* _必做任務 A_: 在下面這篇談字串編碼轉換的摘錄裡，Linux 上 setlocale 測試成功的是哪些 locale 字串？

* _閱讀摘錄_:

ANSI UTF8 WCHAR String Convert
ANSI UTF-8 wchar_t (WCHAR) 之間的轉換
Table of Contents
Method
In Windows
- 使用 MultiByteToWideChar 與 WideCharToMultiByte 在 ANSI 與 WCHAR 或 UTF-8 與 WCHAR之間的轉換
- Unicode Functions
In linux
In Stand C
- 使用 setlocal 配合 mbstowcs 和 wcstombs
- 在Linux上與Windows上 CodePage的語法不一樣
- Windows上 setlocale
- locale :: "lang[_country_region[.code_page]]" | ".code_page" | "" | NULL
- Language Strings Country/Region Strings
- ".950" //OK
- "chinese_taiwan" //OK
- "chinese_taiwan.950" //OK
- "UTF-8" //Failed
- ".65001" //Failed
- "chinese_taiwan.UTF-8" //Failed
- "chinese_taiwan.65001" //Failed
- "zh_TW" //Failed
- "zh_TW.UTF-8" //Failed
- "UTF16-LE" //Failed
- locale :: "lang[_country_region[.code_page]]" | ".code_page" | "" | NULL
- Linux setlocal
- language[_territory][.codeset][@modifier]
- [http://www.ualberta.ca/dept/chemeng/AIX-43/share/man/info/C/a_doc_lib/aixbman/baseadmn/locale.htm]
- ".950" //Failed
- "chinese_taiwan" //Failed
- "chinese_taiwan.950" //Failed
- "UTF-8" //Failed
- ".65001" //Failed
- "chinese_taiwan.UTF-8" //Failed
- "chinese_taiwan.65001" //Failed
- "zh_TW" //OK
- "zh_TW.UTF-8" //OK
- "UTF16-LE" //Failed
- language[_territory][.codeset][@modifier]
- Windows上 setlocale
- 在Linux上與Windows上 CodePage的語法不一樣
其他選擇
- 使用 UTF-8 CPP
- 跨平台
- only UTF-8 UTF-16 UTF-32
使用 UTF-8 CPP + setlocal 配合 mbstowcs 和 wcstombs
- 以下Code有幾個問題
- 不確定是否在GCC上wchar_t皆為4個byte的UCS-4 而在VCC上皆為2個Byte的UCS-2
#include <stdio.h>
#include <wchar.h>
#include <string.h>
#include <locale.h>
#include <fstream>
#include <iostream>
#include <string>
using namespace std;
#include "utf8.h"

* _資料記錄_:
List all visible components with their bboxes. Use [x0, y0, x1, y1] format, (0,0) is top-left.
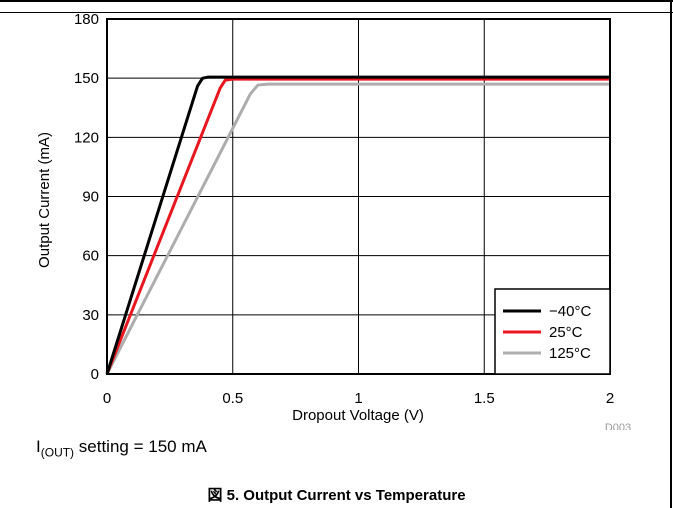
- y-axis-label: Output Current (mA): [36, 132, 53, 268]
- y-tick-label: 0: [91, 366, 99, 383]
- x-tick-label: 1: [354, 390, 362, 407]
- y-tick-label: 150: [74, 70, 99, 87]
- legend-label: 125°C: [549, 345, 591, 362]
- series-lines: [105, 75, 610, 375]
- x-tick-label: 1.5: [474, 390, 495, 407]
- x-tick-labels: 0 0.5 1 1.5 2: [103, 390, 614, 407]
- legend-label: 25°C: [549, 324, 583, 341]
- figure-id: D003: [605, 422, 631, 430]
- figure-caption: 図 5. Output Current vs Temperature: [207, 487, 466, 504]
- x-tick-label: 2: [606, 390, 614, 407]
- x-tick-label: 0.5: [222, 390, 243, 407]
- output-setting-note: I(OUT) setting = 150 mA: [36, 437, 207, 459]
- plot-border: [106, 18, 611, 375]
- legend: −40°C 25°C 125°C: [494, 288, 611, 375]
- note-prefix: I: [36, 437, 41, 456]
- header-separator: [0, 12, 673, 13]
- x-axis-label: Dropout Voltage (V): [292, 407, 424, 424]
- output-current-chart: 0 30 60 90 120 150 180 0 0.5 1 1.5 2 Dropout Volta…: [36, 11, 631, 430]
- x-tick-label: 0: [103, 390, 111, 407]
- y-tick-label: 90: [82, 189, 99, 206]
- series-line: [105, 77, 610, 375]
- page-top-border: [0, 0, 673, 2]
- y-tick-labels: 0 30 60 90 120 150 180: [74, 11, 99, 383]
- series-line: [105, 75, 610, 375]
- y-tick-label: 120: [74, 129, 99, 146]
- y-tick-label: 180: [74, 11, 99, 28]
- note-subscript: (OUT): [40, 445, 75, 460]
- page-right-border: [670, 0, 672, 508]
- legend-label: −40°C: [549, 303, 591, 320]
- series-line: [105, 82, 610, 375]
- y-tick-label: 30: [82, 307, 99, 324]
- note-text: setting = 150 mA: [74, 437, 207, 456]
- y-tick-label: 60: [82, 248, 99, 265]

* _必做任務 B_: 將上方清單中從含有「- y-axis-label: Output」的那一行到含有「- series-lines: [105, 75, 610, 375]」的那一行（兩端都包括）整理成編號列表，空行不列。

* _任務結果 A_: "zh_TW" 和 "zh_TW.UTF-8"。

* _任務結果 B_:
1. - y-axis-label: Output Current (mA): [36, 132, 53, 268]
2. - y-tick-label: 0: [91, 366, 99, 383]
3. - x-tick-label: 1: [354, 390, 362, 407]
4. - y-tick-label: 150: [74, 70, 99, 87]
5. - legend-label: 125°C: [549, 345, 591, 362]
6. - series-lines: [105, 75, 610, 375]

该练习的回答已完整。